Dataset entries:

===============

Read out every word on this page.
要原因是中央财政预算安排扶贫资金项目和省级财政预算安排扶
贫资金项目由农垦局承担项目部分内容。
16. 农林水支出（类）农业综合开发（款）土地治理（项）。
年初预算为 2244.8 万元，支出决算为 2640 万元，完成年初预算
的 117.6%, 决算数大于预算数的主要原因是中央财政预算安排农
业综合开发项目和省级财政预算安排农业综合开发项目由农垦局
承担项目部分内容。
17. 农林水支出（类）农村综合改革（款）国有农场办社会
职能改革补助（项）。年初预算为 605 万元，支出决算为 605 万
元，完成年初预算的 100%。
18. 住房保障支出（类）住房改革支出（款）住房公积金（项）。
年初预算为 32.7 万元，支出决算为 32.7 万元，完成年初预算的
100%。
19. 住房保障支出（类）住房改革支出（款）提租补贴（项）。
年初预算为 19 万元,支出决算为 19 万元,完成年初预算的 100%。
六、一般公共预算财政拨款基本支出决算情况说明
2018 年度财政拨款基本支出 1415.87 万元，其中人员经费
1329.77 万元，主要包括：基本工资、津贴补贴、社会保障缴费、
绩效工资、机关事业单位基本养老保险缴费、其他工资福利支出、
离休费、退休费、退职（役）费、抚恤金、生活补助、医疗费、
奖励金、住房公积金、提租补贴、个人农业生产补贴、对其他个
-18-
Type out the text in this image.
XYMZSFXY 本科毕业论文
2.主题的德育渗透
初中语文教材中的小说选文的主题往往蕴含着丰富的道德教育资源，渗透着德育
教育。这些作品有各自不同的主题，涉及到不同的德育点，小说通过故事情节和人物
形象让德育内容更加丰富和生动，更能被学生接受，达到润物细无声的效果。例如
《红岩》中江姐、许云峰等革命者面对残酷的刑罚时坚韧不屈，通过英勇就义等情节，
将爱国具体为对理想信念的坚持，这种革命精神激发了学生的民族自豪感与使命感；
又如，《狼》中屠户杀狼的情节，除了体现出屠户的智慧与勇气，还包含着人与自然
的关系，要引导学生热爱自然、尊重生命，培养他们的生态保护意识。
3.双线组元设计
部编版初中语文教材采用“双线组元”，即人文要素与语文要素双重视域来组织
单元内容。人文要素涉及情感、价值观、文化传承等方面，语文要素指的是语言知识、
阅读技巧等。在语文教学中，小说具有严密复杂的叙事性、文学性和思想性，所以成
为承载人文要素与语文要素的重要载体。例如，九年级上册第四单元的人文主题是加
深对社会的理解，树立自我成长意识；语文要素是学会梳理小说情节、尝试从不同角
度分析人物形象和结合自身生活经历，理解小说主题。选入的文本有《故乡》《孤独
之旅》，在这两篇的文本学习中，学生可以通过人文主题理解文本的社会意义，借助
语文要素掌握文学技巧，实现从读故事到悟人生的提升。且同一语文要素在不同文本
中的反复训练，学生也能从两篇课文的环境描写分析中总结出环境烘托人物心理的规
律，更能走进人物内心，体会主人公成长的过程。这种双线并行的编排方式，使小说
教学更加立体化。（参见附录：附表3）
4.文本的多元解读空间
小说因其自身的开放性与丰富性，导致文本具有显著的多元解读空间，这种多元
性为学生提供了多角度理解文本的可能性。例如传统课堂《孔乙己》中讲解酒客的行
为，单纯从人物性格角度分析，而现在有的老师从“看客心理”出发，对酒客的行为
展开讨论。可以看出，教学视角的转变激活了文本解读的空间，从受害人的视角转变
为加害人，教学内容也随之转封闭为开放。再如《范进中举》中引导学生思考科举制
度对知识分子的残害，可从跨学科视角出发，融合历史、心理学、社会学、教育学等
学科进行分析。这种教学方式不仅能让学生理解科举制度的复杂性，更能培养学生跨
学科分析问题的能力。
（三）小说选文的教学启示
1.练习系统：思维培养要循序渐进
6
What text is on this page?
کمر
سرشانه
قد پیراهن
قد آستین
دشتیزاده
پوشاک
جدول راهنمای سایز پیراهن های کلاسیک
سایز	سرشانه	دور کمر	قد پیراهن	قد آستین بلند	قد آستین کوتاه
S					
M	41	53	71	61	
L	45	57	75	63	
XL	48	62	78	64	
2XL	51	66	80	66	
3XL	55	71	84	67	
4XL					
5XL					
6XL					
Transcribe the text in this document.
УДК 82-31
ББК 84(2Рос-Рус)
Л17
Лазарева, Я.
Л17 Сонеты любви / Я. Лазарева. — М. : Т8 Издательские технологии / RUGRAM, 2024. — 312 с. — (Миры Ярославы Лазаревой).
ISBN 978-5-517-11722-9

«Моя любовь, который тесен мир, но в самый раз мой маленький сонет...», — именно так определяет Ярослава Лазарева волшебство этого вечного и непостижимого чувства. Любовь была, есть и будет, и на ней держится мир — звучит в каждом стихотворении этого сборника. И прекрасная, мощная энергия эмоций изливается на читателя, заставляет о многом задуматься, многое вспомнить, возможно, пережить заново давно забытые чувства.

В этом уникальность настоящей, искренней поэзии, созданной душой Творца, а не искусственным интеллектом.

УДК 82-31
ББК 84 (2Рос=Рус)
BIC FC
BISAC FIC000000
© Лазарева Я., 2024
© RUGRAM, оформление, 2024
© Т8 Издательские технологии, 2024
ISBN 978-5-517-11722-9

===============

SET TASK → Find every line that has "سرشانه" in it, then return those lines.

TASK SOLUTION →
سرشانه
سایز	سرشانه	دور کمر	قد پیراهن	قد آستین بلند	قد آستین کوتاه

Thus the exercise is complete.